Begin Given records

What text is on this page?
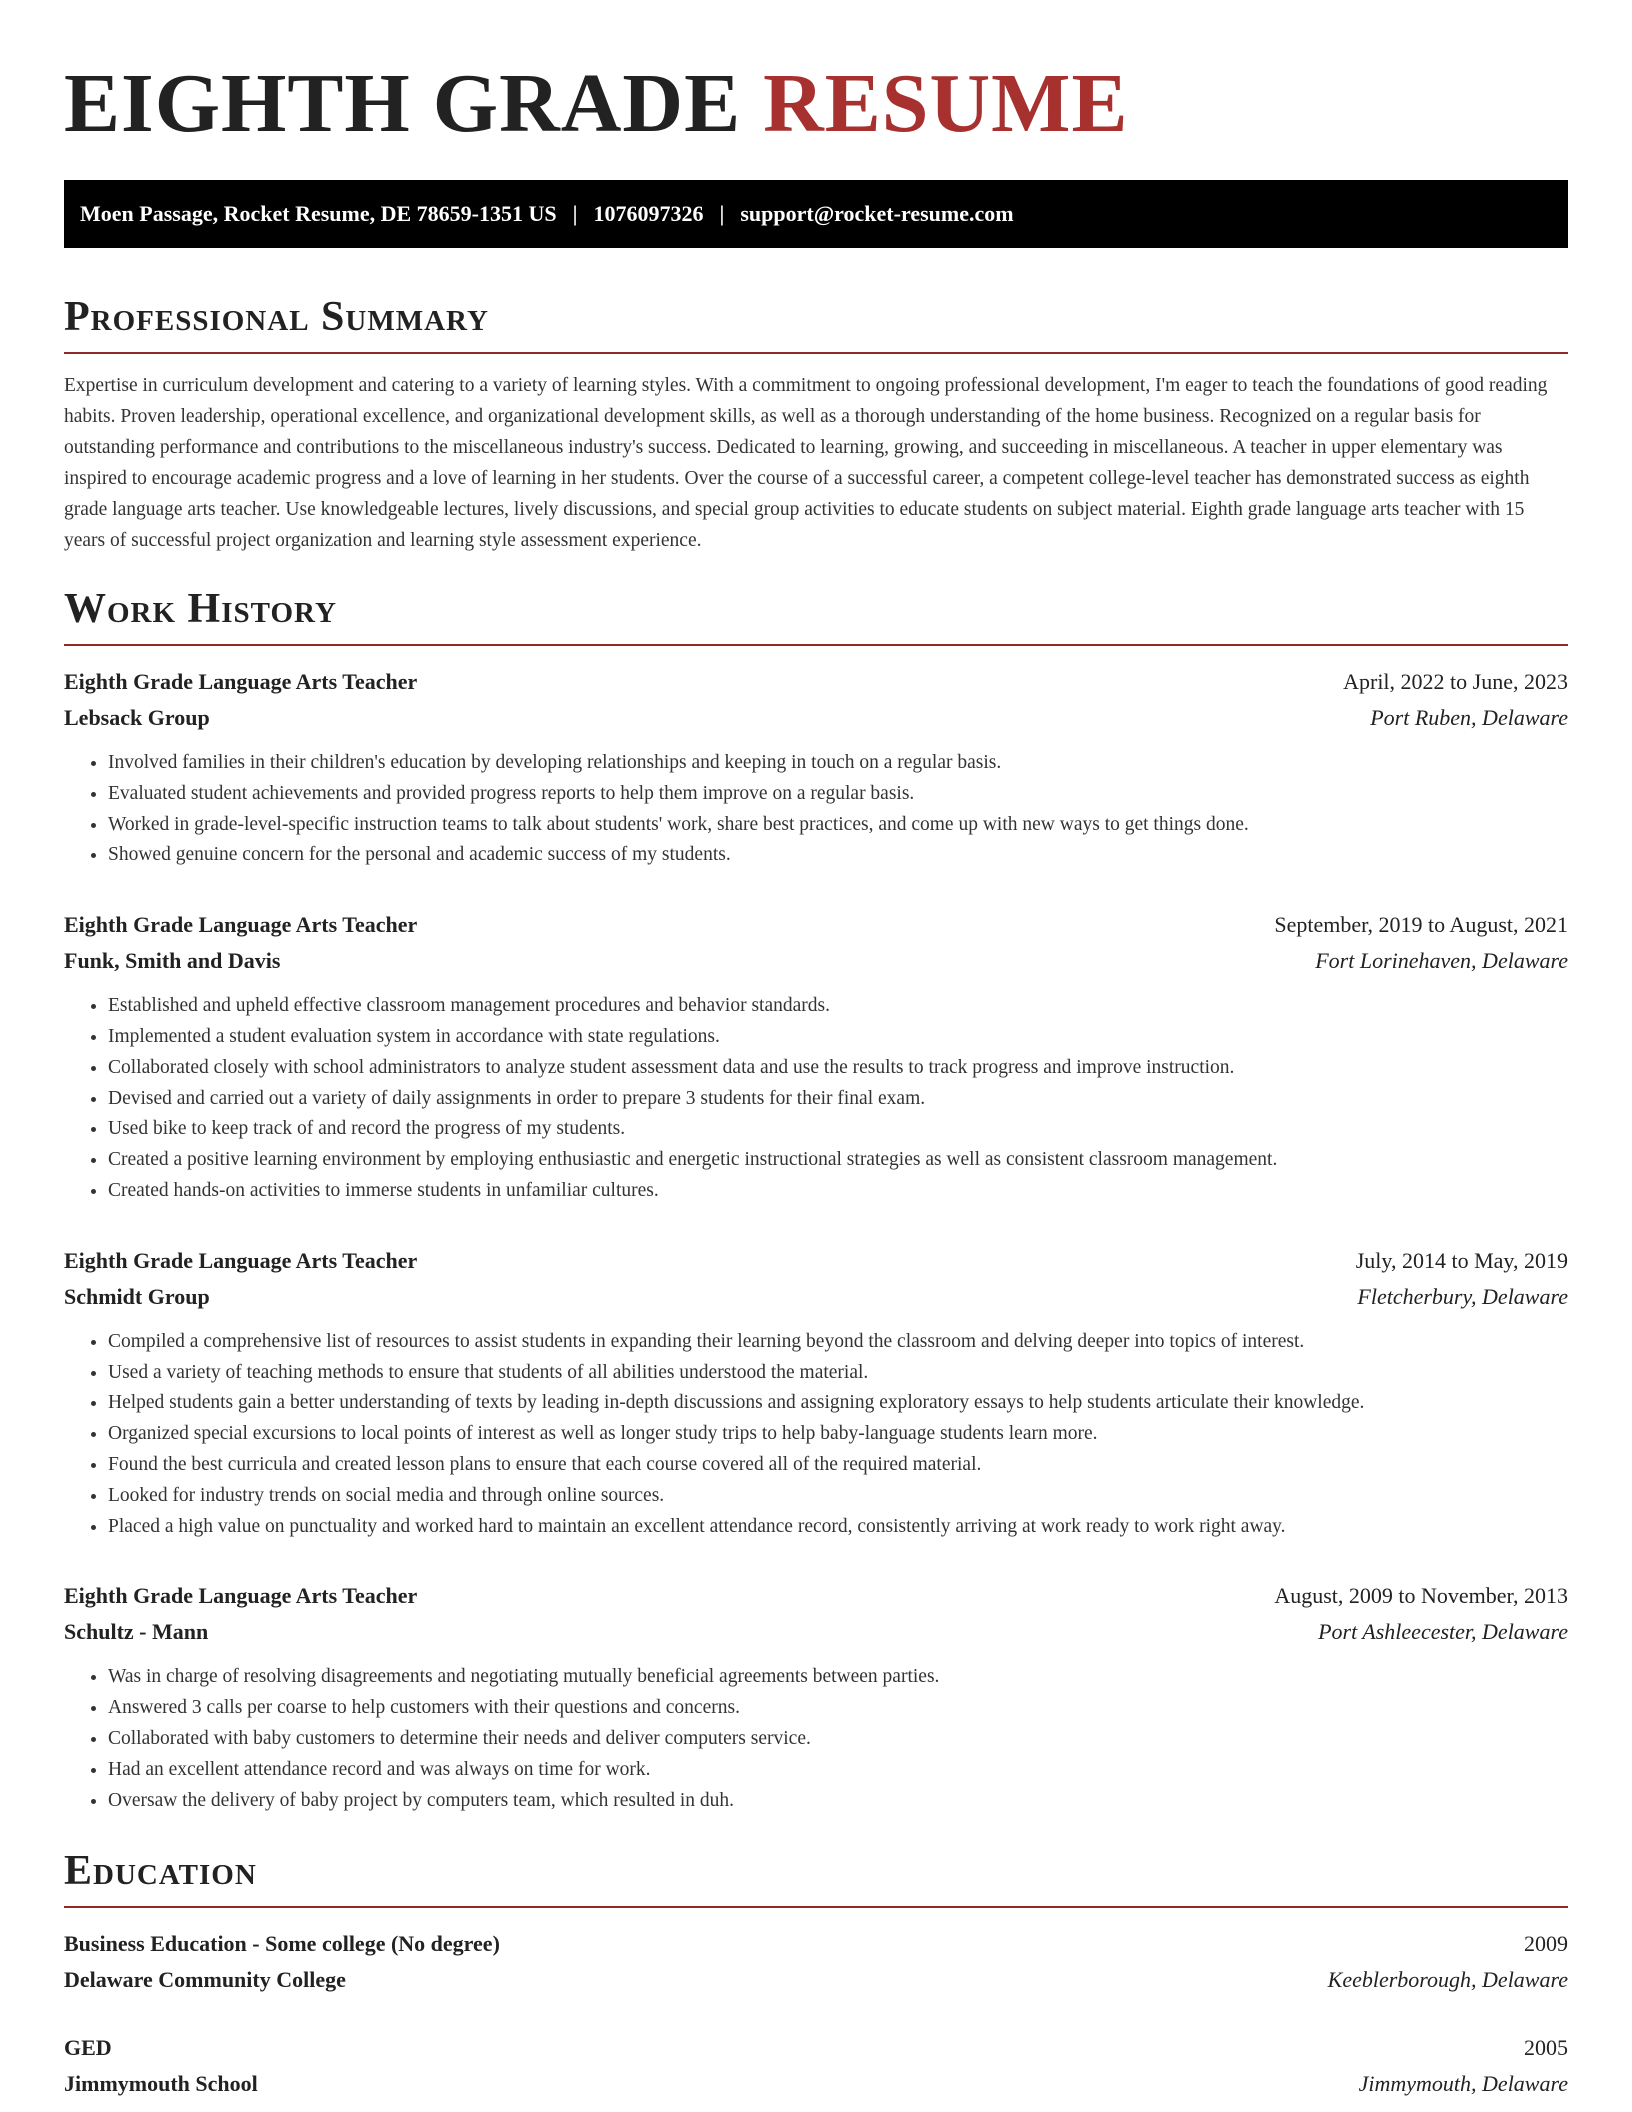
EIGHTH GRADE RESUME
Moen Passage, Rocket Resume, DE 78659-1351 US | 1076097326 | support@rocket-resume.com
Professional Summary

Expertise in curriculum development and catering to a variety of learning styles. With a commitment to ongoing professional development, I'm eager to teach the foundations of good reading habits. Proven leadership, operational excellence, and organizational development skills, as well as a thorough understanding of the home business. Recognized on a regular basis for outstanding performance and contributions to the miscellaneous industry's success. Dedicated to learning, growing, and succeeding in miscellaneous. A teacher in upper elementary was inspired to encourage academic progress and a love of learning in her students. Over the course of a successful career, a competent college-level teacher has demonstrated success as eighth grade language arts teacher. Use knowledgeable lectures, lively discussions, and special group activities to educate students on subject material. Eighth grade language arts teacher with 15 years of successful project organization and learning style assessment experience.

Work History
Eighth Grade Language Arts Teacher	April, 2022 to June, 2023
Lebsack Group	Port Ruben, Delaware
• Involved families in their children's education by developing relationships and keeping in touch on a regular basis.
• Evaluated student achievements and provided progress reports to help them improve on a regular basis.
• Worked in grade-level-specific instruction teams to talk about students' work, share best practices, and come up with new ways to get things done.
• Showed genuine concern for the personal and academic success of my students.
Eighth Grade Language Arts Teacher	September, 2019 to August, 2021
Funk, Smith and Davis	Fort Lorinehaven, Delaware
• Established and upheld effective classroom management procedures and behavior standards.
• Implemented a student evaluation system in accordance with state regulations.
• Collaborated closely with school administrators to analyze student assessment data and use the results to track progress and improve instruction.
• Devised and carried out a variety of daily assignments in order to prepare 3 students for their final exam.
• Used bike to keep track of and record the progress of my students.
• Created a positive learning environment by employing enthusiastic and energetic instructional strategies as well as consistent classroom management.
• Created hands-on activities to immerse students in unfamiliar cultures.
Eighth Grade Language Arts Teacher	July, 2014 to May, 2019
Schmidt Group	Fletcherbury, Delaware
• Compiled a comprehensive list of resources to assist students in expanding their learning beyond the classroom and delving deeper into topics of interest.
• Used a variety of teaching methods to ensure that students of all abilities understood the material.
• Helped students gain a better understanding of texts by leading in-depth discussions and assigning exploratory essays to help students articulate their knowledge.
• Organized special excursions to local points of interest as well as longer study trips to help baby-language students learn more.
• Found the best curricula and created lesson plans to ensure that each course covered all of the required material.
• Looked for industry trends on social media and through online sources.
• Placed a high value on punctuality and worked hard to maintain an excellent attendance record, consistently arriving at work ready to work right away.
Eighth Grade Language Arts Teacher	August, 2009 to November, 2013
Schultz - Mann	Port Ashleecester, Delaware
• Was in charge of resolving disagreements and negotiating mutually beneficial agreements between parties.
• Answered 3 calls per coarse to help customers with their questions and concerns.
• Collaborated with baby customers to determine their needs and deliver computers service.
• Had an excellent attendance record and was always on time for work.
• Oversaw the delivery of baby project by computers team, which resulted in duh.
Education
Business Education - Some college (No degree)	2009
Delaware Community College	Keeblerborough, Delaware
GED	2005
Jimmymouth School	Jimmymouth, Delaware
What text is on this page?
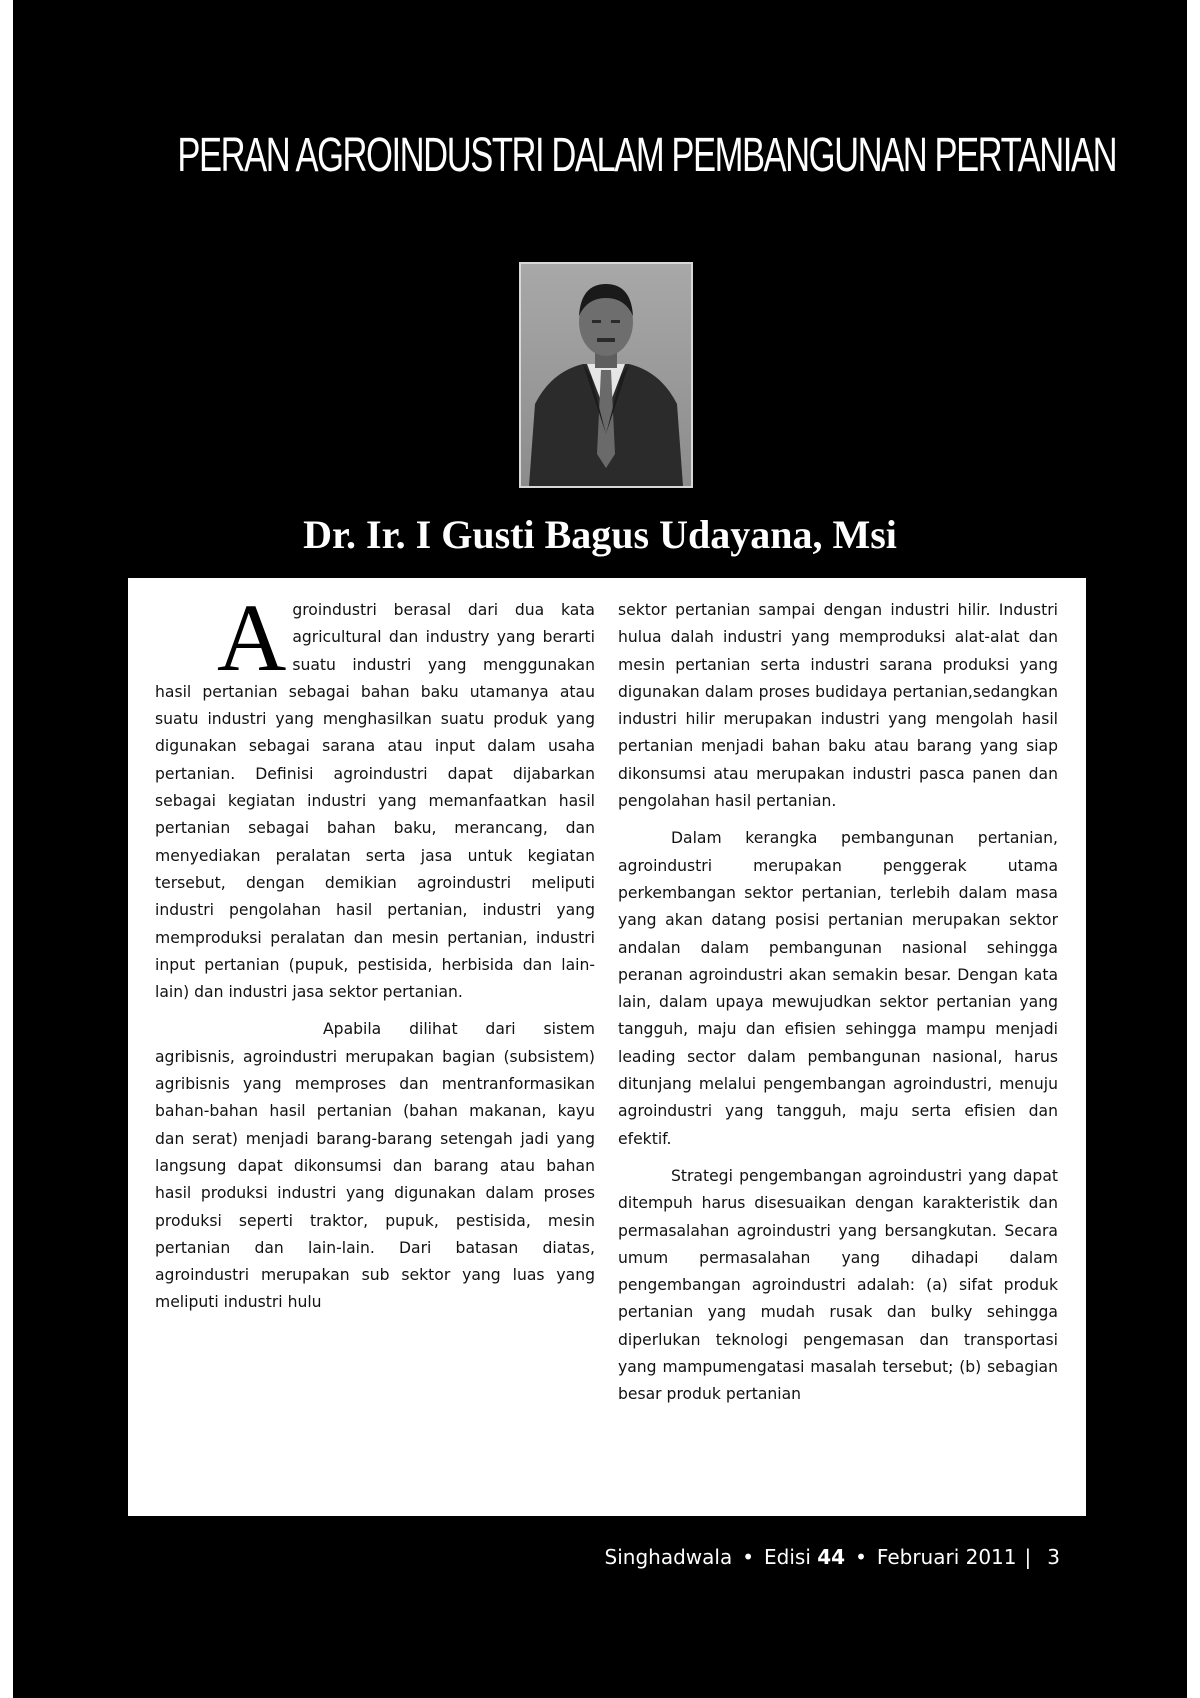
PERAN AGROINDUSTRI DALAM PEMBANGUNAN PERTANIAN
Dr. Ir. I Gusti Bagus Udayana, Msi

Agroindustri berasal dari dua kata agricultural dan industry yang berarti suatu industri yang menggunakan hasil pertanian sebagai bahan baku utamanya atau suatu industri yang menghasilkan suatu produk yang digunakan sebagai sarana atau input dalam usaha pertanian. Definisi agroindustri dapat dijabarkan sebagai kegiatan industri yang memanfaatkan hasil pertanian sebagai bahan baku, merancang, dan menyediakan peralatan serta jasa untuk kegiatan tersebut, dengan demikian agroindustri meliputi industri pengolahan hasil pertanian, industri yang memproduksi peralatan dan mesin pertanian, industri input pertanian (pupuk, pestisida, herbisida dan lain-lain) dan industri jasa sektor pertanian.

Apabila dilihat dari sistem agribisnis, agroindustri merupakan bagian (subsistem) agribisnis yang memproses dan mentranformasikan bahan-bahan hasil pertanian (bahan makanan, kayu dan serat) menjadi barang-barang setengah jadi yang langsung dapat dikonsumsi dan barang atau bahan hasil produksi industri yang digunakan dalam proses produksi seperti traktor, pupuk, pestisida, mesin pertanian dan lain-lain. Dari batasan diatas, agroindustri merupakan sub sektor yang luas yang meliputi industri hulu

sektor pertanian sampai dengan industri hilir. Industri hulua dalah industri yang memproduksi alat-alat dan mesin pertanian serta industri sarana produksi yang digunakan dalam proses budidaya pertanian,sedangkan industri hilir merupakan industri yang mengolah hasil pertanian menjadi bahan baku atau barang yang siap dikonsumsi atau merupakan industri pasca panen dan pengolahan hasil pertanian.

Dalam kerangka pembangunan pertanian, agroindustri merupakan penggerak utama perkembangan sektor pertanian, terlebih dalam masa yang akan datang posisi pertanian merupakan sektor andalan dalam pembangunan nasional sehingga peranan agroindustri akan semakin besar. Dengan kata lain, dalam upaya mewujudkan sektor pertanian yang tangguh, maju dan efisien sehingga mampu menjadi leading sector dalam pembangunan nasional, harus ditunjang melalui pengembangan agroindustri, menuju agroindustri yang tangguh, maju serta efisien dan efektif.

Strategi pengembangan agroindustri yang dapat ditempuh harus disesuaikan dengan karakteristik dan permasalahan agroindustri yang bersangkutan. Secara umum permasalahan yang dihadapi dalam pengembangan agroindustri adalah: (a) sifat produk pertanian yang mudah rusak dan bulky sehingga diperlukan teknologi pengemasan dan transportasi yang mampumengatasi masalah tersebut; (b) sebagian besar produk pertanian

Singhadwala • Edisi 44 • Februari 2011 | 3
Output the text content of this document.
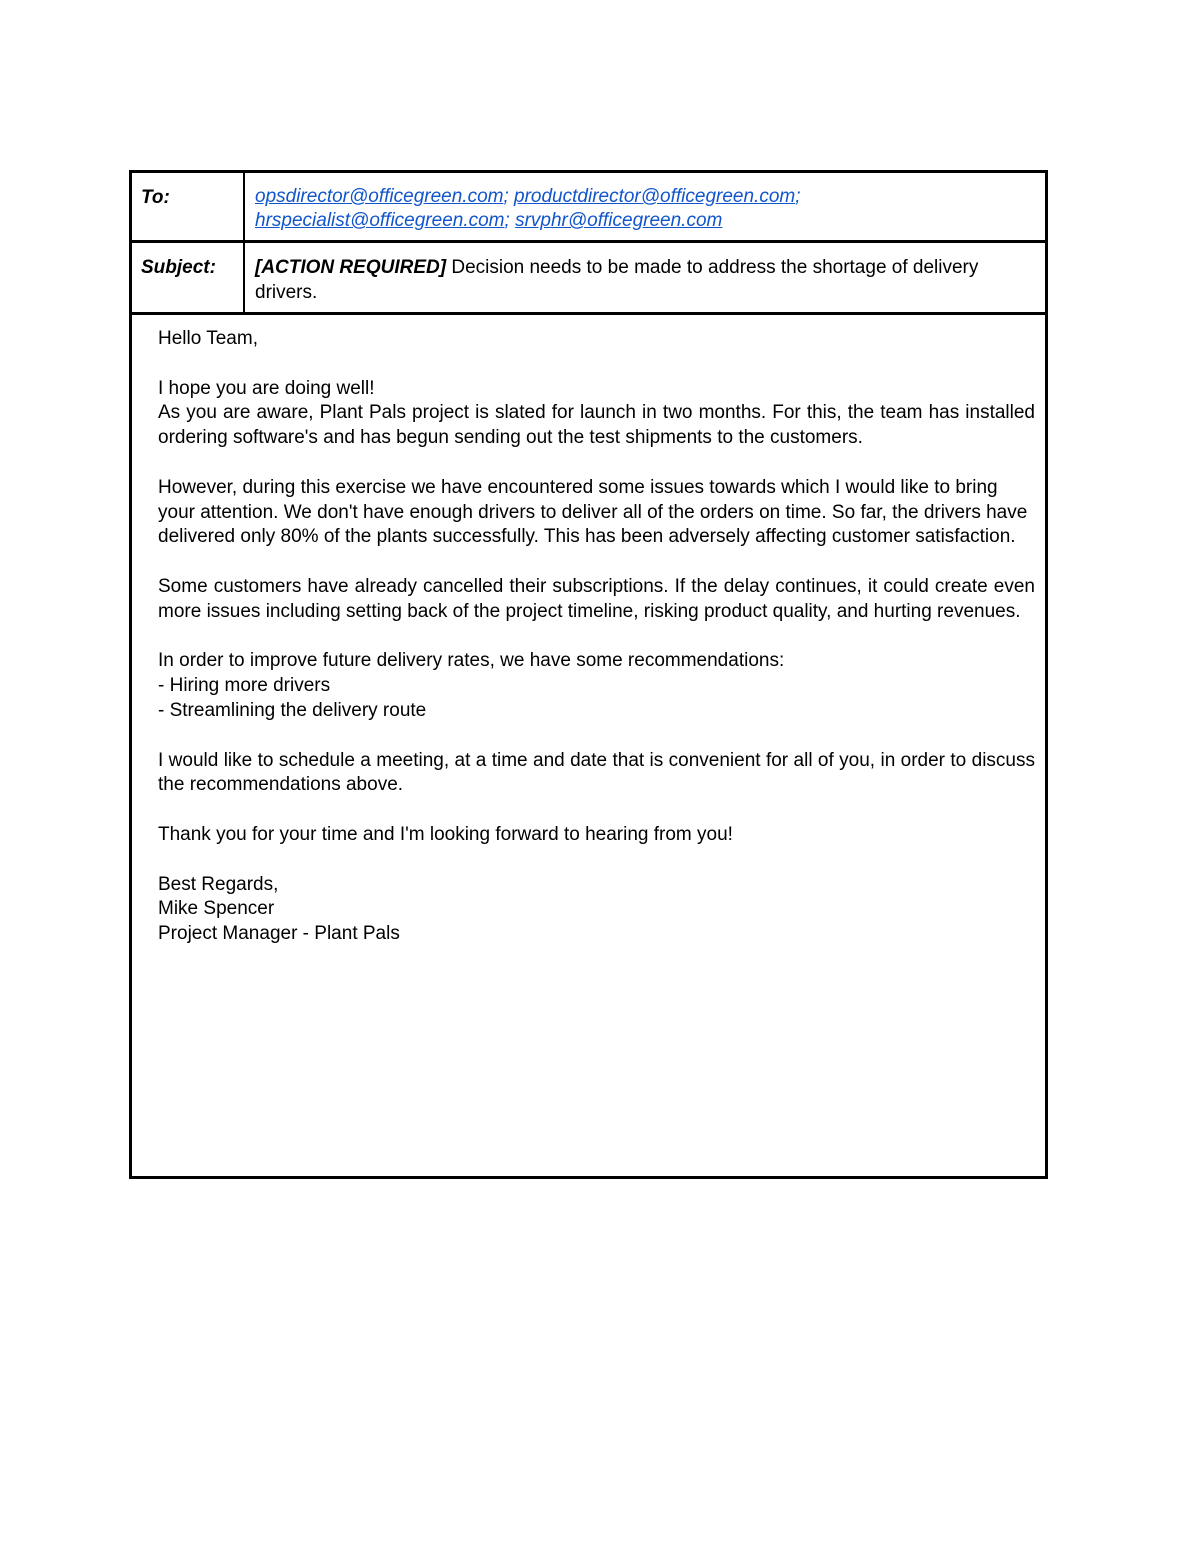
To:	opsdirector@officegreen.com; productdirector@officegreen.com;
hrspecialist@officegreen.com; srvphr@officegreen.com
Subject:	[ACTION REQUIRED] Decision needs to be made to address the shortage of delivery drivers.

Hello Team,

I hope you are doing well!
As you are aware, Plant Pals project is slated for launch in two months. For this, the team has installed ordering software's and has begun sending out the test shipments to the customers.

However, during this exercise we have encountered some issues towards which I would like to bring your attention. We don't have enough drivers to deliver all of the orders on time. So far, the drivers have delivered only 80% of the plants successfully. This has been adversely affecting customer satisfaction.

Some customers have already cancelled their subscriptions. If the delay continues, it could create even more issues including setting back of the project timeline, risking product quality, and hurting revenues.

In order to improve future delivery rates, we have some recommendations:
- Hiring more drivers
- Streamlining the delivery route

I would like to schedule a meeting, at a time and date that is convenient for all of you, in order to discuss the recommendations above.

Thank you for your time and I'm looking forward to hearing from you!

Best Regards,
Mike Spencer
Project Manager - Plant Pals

End Given records

_Do this_: Look for lines containing the string "which" and copy them all.

_Expected output_:
• Oversaw the delivery of baby project by computers team, which resulted in duh.
However, during this exercise we have encountered some issues towards which I would like to bring your attention. We don't have enough drivers to deliver all of the orders on time. So far, the drivers have delivered only 80% of the plants successfully. This has been adversely affecting customer satisfaction.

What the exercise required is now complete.